* Start Provided data *
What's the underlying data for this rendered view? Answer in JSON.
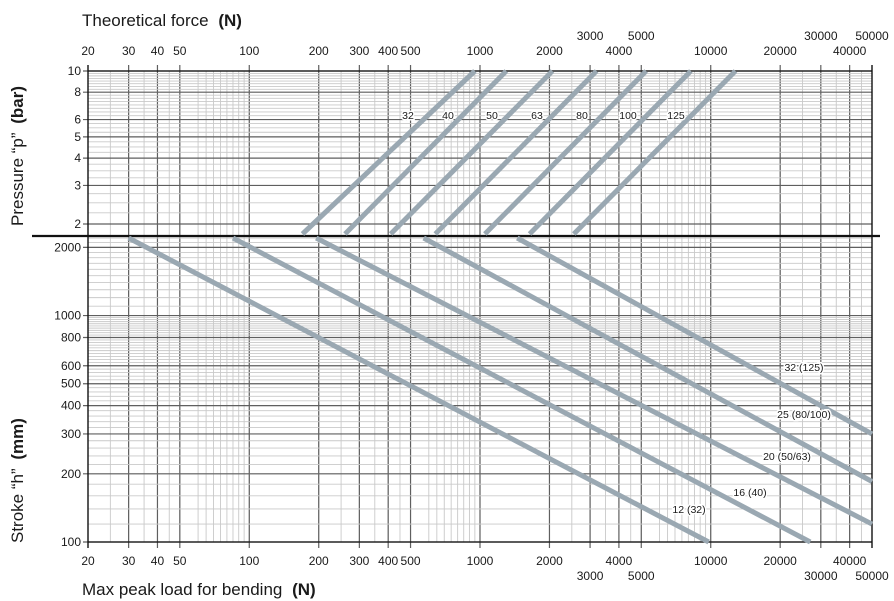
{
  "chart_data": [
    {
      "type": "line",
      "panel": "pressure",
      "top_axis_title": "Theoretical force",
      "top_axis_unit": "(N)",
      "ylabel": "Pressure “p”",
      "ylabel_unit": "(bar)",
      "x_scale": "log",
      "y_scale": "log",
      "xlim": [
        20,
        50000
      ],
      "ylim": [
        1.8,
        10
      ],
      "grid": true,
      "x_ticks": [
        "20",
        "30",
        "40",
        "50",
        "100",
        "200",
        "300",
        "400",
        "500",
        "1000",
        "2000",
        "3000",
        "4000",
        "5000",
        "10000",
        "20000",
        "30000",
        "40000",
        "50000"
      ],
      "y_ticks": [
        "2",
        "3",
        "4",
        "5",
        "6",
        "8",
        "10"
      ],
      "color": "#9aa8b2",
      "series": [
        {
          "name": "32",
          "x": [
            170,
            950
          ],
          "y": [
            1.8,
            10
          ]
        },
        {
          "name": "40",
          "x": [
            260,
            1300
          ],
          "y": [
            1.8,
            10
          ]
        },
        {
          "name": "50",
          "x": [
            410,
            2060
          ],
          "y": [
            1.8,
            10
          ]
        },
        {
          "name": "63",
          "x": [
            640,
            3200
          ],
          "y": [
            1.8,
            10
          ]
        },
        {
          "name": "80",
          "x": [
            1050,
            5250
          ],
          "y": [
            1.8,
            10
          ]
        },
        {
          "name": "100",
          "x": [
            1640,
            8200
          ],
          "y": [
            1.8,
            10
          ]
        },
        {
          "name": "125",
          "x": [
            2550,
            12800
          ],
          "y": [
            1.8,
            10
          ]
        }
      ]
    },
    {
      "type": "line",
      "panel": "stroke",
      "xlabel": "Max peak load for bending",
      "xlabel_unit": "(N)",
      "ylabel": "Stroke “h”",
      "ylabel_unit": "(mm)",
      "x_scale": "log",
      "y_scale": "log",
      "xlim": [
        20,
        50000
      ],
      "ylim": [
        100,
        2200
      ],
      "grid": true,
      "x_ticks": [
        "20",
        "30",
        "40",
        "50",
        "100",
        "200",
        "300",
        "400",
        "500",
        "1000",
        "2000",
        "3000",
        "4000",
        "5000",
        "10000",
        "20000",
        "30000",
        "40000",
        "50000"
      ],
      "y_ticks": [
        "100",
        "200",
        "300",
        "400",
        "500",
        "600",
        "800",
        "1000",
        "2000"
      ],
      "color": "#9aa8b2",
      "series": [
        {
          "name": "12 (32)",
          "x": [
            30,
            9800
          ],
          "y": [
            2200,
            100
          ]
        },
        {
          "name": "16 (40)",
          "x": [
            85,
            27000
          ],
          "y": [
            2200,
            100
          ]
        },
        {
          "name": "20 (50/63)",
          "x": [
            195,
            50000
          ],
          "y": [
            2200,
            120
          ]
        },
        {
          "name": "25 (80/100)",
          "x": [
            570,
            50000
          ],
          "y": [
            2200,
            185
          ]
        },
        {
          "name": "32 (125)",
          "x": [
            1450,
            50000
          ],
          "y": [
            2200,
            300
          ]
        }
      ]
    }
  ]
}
* End Provided data *
• _Required work_: Find the string "name" in the entries above and return each line that holds it.

• _Exercise result_:
          "name": "32",
          "name": "40",
          "name": "50",
          "name": "63",
          "name": "80",
          "name": "100",
          "name": "125",
          "name": "12 (32)",
          "name": "16 (40)",
          "name": "20 (50/63)",
          "name": "25 (80/100)",
          "name": "32 (125)",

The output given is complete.